**WHAT YOU ARE ASKED TO DO:** Transcribe every entry word for word. Skip the pictures.

--- begin AVAILABLE RECORDS ---

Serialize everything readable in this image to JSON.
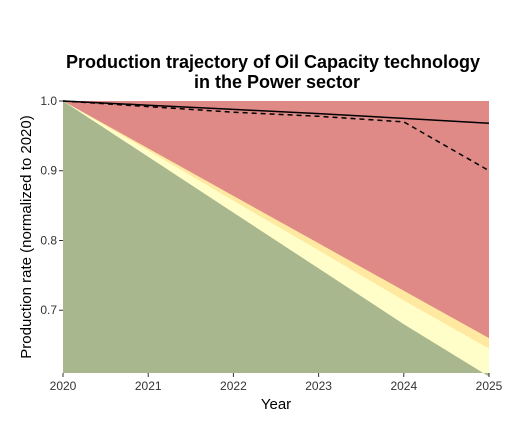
{
  "chart_data": {
    "type": "area",
    "title_lines": [
      "Production trajectory of Oil Capacity technology",
      "in the Power sector"
    ],
    "xlabel": "Year",
    "ylabel": "Production rate (normalized to 2020)",
    "x": [
      2020,
      2021,
      2022,
      2023,
      2024,
      2025
    ],
    "x_ticks": [
      "2020",
      "2021",
      "2022",
      "2023",
      "2024",
      "2025"
    ],
    "y_ticks": [
      "0.7",
      "0.8",
      "0.9",
      "1.0"
    ],
    "y_tick_values": [
      0.7,
      0.8,
      0.9,
      1.0
    ],
    "xlim": [
      2020,
      2025
    ],
    "ylim": [
      0.61,
      1.0
    ],
    "grid": false,
    "legend": "none",
    "bands": [
      {
        "color": "#a8b78d",
        "upper": [
          1.0,
          0.92,
          0.84,
          0.76,
          0.68,
          0.605
        ]
      },
      {
        "color": "#fffec8",
        "upper": [
          1.0,
          0.929,
          0.857,
          0.786,
          0.714,
          0.645
        ]
      },
      {
        "color": "#ffe9a0",
        "upper": [
          1.0,
          0.932,
          0.864,
          0.796,
          0.728,
          0.66
        ]
      },
      {
        "color": "#e08a87",
        "upper": [
          1.0,
          1.0,
          1.0,
          1.0,
          1.0,
          1.0
        ]
      }
    ],
    "series": [
      {
        "style": "solid",
        "color": "#000000",
        "values": [
          1.0,
          0.994,
          0.988,
          0.982,
          0.975,
          0.968
        ]
      },
      {
        "style": "dashed",
        "color": "#000000",
        "values": [
          1.0,
          0.992,
          0.984,
          0.978,
          0.97,
          0.9
        ]
      }
    ]
  }
}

--- end AVAILABLE RECORDS ---

**OUTPUT BELOW:**
Serialize everything readable in this image to JSON.
{
  "chart_data": {
    "type": "area",
    "title_lines": [
      "Production trajectory of Oil Capacity technology",
      "in the Power sector"
    ],
    "xlabel": "Year",
    "ylabel": "Production rate (normalized to 2020)",
    "x": [
      2020,
      2021,
      2022,
      2023,
      2024,
      2025
    ],
    "x_ticks": [
      "2020",
      "2021",
      "2022",
      "2023",
      "2024",
      "2025"
    ],
    "y_ticks": [
      "0.7",
      "0.8",
      "0.9",
      "1.0"
    ],
    "y_tick_values": [
      0.7,
      0.8,
      0.9,
      1.0
    ],
    "xlim": [
      2020,
      2025
    ],
    "ylim": [
      0.61,
      1.0
    ],
    "grid": false,
    "legend": "none",
    "bands": [
      {
        "color": "#a8b78d",
        "upper": [
          1.0,
          0.92,
          0.84,
          0.76,
          0.68,
          0.605
        ]
      },
      {
        "color": "#fffec8",
        "upper": [
          1.0,
          0.929,
          0.857,
          0.786,
          0.714,
          0.645
        ]
      },
      {
        "color": "#ffe9a0",
        "upper": [
          1.0,
          0.932,
          0.864,
          0.796,
          0.728,
          0.66
        ]
      },
      {
        "color": "#e08a87",
        "upper": [
          1.0,
          1.0,
          1.0,
          1.0,
          1.0,
          1.0
        ]
      }
    ],
    "series": [
      {
        "style": "solid",
        "color": "#000000",
        "values": [
          1.0,
          0.994,
          0.988,
          0.982,
          0.975,
          0.968
        ]
      },
      {
        "style": "dashed",
        "color": "#000000",
        "values": [
          1.0,
          0.992,
          0.984,
          0.978,
          0.97,
          0.9
        ]
      }
    ]
  }
}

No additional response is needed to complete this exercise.